--- BEGIN Exercise materials ---

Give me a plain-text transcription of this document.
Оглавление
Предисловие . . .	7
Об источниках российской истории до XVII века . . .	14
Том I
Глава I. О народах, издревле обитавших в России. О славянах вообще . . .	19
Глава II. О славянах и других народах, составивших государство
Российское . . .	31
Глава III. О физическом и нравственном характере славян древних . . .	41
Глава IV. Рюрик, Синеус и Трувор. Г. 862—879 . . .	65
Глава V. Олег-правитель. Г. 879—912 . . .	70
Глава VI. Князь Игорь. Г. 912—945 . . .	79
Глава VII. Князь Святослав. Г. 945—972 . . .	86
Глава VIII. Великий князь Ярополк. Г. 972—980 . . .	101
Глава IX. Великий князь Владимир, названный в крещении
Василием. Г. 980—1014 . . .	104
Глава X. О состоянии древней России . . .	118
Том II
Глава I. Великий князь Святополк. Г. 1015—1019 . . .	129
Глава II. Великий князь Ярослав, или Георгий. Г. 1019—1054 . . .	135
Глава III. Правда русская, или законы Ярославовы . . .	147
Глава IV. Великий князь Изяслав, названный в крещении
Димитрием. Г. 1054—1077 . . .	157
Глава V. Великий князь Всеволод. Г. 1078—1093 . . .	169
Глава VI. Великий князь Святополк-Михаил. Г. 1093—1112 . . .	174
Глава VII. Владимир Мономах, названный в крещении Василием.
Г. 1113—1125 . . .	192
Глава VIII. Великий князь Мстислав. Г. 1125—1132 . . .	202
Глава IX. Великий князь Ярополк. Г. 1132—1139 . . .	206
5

--- END Exercise materials ---
--- BEGIN Exercise materials ---

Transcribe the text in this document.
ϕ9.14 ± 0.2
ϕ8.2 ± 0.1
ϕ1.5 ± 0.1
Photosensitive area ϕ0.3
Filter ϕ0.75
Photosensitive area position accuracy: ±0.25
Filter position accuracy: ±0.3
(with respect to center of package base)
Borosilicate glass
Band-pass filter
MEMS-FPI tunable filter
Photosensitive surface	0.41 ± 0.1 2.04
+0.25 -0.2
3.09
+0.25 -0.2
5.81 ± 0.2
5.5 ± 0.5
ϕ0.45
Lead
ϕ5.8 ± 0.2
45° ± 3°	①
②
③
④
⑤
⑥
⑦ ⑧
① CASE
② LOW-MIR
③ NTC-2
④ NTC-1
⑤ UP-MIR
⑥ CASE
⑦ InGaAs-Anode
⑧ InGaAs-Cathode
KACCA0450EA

--- END Exercise materials ---
--- BEGIN Exercise materials ---

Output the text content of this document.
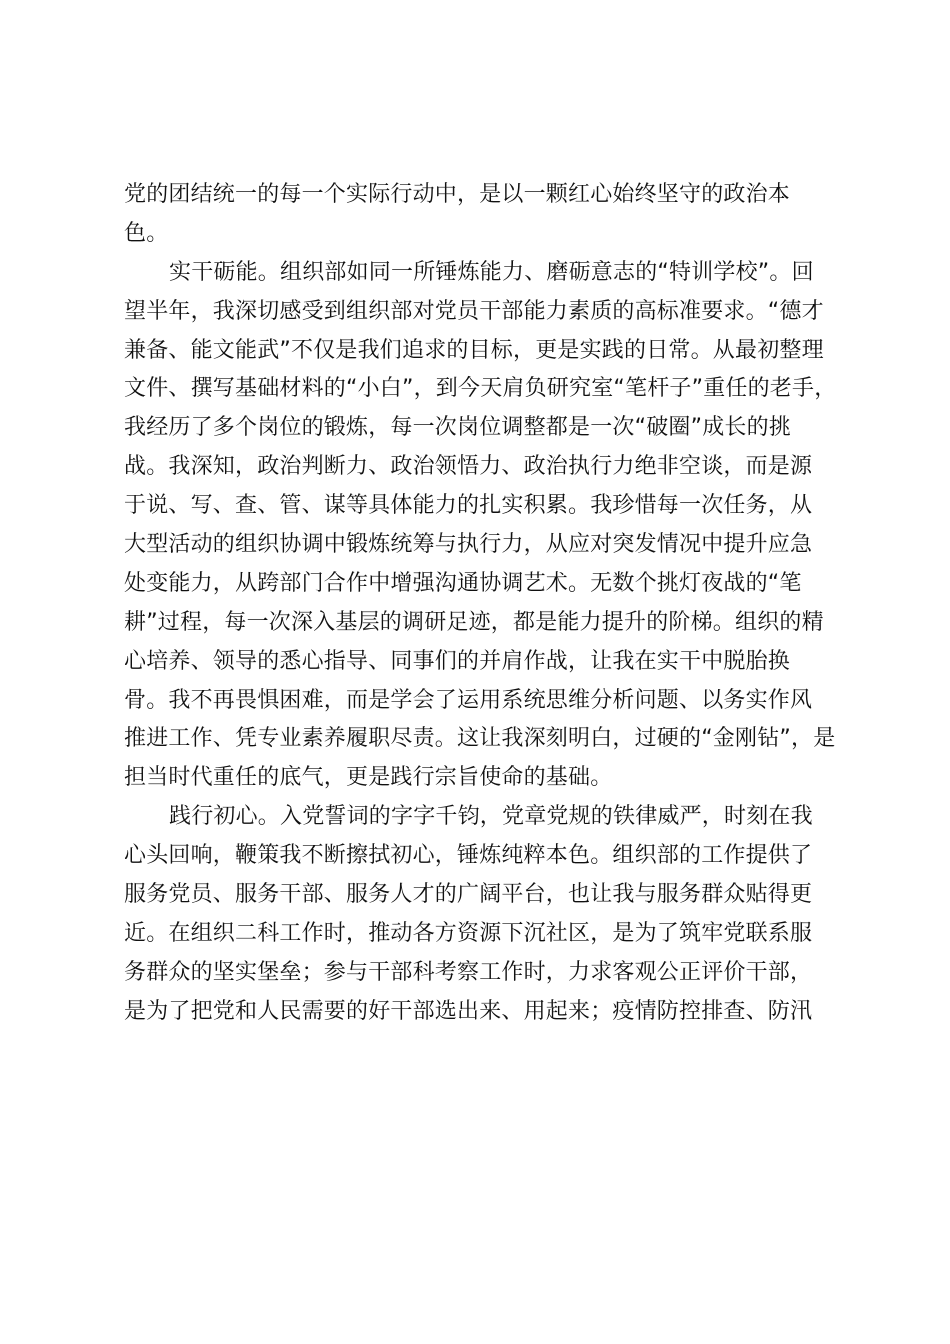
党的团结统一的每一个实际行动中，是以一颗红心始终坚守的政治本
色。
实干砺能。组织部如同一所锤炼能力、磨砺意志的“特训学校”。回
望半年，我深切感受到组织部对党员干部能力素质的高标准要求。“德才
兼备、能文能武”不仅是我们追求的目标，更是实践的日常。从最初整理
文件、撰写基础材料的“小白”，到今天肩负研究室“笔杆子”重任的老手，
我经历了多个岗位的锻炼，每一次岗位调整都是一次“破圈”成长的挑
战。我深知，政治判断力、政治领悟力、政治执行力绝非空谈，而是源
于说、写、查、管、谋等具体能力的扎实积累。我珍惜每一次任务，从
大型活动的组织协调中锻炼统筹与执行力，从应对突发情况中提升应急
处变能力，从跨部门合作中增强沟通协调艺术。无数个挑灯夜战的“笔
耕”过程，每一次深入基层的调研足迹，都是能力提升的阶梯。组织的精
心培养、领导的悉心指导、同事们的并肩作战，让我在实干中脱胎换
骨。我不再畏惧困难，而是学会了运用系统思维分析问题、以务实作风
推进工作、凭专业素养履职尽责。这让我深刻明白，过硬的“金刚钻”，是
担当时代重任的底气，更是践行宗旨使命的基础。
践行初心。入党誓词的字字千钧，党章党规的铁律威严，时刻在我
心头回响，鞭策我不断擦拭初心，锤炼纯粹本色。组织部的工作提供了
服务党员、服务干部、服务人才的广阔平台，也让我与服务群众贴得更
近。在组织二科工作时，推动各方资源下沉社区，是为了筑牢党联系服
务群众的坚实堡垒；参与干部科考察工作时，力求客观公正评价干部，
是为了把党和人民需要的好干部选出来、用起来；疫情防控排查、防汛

--- END Exercise materials ---

• Instruction
Find the word "названный" in the entries, and copy every line it shows up in.

• In response
Глава IX. Великий князь Владимир, названный в крещении
Глава IV. Великий князь Изяслав, названный в крещении
Глава VII. Владимир Мономах, названный в крещении Василием.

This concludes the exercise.